** Start of Raw data **

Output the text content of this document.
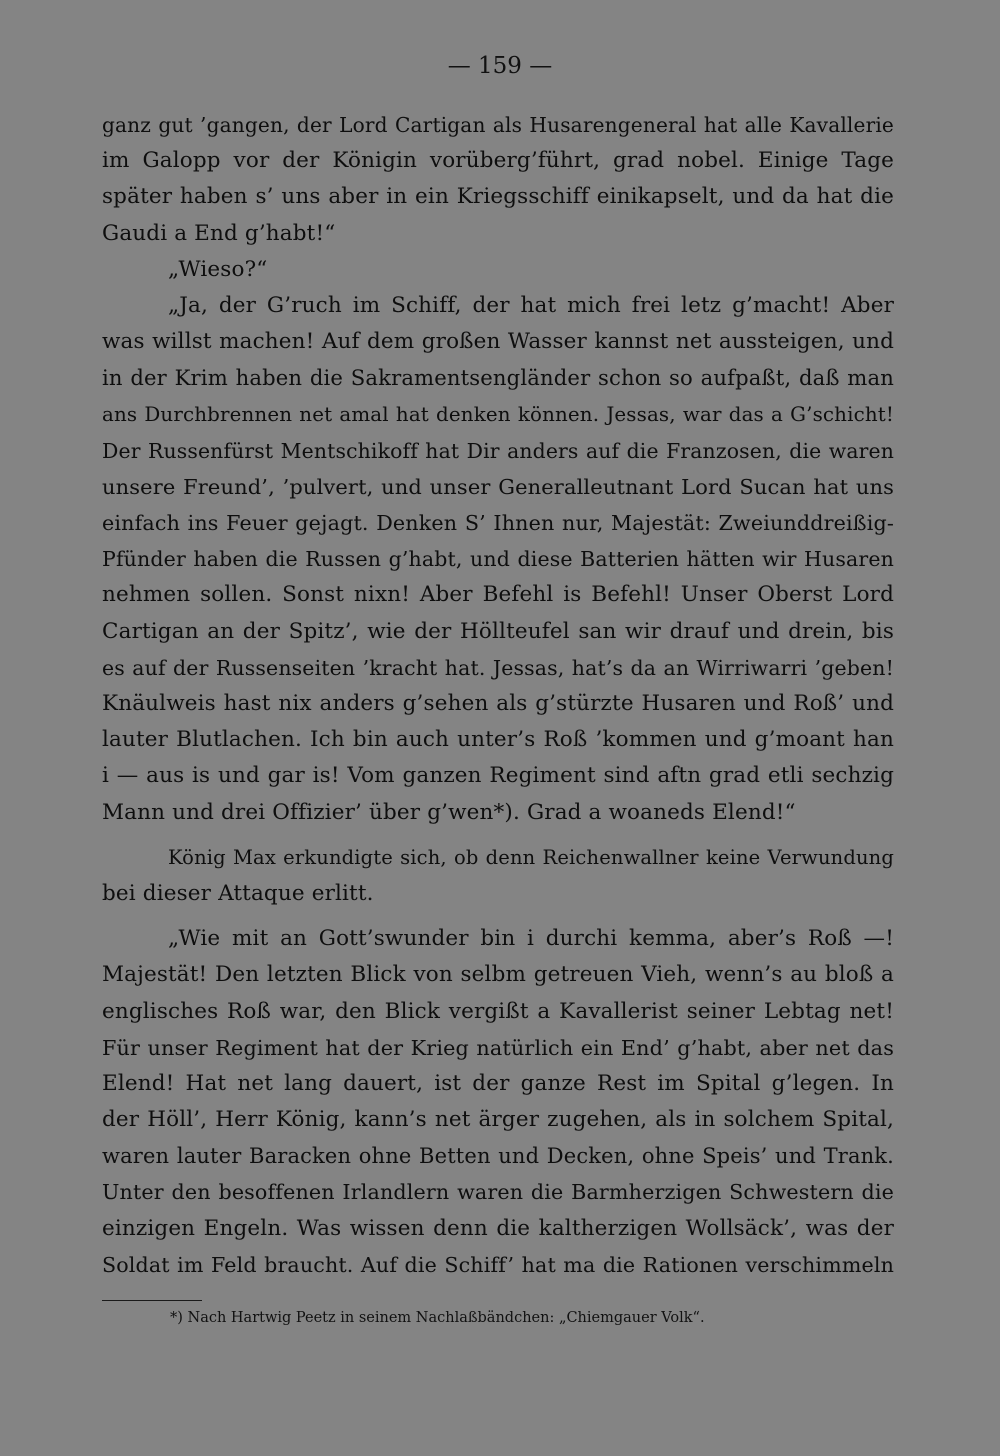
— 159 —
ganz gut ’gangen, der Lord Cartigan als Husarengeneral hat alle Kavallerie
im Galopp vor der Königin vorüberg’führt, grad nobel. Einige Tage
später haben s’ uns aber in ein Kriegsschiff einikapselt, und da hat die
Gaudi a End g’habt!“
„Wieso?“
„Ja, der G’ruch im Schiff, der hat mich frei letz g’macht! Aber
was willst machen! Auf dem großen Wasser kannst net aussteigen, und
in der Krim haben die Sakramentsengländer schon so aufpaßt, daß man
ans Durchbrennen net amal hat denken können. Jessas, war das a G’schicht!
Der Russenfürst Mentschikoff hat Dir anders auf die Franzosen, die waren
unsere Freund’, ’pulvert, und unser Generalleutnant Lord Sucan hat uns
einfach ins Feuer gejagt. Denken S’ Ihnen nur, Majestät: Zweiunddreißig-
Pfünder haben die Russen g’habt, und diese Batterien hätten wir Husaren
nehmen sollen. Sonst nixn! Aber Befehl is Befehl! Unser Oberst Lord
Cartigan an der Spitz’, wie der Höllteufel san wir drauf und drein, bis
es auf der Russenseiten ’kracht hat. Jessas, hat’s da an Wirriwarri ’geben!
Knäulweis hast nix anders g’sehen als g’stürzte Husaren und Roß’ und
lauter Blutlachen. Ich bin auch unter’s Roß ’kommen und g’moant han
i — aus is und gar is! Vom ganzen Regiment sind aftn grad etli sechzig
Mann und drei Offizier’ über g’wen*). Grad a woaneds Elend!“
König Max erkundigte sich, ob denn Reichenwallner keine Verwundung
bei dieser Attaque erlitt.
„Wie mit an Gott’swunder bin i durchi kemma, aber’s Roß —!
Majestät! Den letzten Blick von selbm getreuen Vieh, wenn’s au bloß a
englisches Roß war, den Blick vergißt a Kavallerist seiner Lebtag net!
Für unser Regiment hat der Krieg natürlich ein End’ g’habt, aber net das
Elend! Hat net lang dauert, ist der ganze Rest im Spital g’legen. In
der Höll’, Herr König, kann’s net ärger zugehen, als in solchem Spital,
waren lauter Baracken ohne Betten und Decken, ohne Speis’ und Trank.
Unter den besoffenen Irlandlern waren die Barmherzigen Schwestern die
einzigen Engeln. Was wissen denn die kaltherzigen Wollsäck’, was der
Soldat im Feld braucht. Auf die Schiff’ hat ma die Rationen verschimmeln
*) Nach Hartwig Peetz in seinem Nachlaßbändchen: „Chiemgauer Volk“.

** End of Raw data **
** Start of Raw data **

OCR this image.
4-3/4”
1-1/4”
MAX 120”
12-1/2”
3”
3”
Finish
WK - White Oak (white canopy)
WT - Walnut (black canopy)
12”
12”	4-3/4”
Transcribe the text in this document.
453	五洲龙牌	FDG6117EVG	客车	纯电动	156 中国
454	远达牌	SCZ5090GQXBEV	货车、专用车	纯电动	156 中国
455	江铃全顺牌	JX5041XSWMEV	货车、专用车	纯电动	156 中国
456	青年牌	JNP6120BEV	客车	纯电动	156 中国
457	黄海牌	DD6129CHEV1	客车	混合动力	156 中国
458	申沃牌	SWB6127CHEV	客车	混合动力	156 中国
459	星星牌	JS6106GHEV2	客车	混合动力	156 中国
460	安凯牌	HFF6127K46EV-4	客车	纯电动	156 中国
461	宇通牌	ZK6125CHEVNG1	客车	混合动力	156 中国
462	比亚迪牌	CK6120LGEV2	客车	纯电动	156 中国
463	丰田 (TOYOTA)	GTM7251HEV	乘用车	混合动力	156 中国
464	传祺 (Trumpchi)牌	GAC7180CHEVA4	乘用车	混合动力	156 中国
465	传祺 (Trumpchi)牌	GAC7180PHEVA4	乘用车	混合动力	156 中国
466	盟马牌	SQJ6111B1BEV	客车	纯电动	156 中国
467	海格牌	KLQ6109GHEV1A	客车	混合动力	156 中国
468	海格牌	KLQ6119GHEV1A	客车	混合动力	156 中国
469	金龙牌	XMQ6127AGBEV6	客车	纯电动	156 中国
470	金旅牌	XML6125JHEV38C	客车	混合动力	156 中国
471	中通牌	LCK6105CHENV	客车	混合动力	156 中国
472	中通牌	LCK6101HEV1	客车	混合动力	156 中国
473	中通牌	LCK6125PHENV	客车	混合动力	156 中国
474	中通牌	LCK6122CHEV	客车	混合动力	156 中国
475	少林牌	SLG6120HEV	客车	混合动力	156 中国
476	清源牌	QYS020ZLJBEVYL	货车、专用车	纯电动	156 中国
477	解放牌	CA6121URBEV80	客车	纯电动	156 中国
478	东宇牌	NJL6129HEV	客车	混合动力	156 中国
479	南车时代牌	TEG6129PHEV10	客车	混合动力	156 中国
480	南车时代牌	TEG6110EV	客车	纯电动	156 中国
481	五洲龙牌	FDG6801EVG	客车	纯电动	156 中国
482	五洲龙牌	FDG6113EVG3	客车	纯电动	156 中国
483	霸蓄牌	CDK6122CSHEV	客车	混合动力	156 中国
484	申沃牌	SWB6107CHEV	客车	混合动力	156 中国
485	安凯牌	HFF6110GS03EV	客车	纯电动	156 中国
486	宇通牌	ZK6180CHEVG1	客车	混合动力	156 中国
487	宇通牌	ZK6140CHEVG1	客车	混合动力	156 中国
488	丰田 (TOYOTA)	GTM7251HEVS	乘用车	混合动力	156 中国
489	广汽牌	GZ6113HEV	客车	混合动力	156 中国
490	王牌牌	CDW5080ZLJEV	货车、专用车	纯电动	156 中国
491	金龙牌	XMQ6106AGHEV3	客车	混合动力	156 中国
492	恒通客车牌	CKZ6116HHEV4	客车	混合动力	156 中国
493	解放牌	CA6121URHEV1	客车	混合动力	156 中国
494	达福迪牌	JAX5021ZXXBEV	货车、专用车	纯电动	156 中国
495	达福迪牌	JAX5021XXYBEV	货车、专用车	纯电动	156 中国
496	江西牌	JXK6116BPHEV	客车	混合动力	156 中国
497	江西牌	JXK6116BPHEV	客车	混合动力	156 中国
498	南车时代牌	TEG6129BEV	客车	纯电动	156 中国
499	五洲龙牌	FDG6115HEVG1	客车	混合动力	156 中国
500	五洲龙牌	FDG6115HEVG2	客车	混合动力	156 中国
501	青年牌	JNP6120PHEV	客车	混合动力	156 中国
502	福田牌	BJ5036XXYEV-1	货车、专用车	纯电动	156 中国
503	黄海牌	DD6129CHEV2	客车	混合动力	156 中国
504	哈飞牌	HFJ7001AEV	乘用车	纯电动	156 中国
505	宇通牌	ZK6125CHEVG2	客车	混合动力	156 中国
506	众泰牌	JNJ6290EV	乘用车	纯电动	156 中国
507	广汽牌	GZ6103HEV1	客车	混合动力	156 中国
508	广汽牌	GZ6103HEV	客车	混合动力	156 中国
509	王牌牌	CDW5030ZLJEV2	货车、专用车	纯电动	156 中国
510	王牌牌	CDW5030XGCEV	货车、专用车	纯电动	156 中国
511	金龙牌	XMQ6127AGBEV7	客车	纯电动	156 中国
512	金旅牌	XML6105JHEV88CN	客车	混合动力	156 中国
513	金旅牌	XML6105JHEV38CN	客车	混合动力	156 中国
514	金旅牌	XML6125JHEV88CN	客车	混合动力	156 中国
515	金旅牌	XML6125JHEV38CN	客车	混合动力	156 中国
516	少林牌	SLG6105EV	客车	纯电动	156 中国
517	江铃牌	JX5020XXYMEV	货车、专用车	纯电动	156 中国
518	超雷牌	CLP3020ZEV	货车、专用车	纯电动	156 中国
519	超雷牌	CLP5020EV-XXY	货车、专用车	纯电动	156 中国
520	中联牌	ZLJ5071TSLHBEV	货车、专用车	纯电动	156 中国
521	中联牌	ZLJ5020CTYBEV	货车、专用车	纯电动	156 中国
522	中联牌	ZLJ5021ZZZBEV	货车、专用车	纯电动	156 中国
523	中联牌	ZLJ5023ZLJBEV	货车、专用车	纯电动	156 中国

** End of Raw data **

• Exercise directions:
Report only the number of lines that hold the string "denn" in this listing.

• Expected answer:
2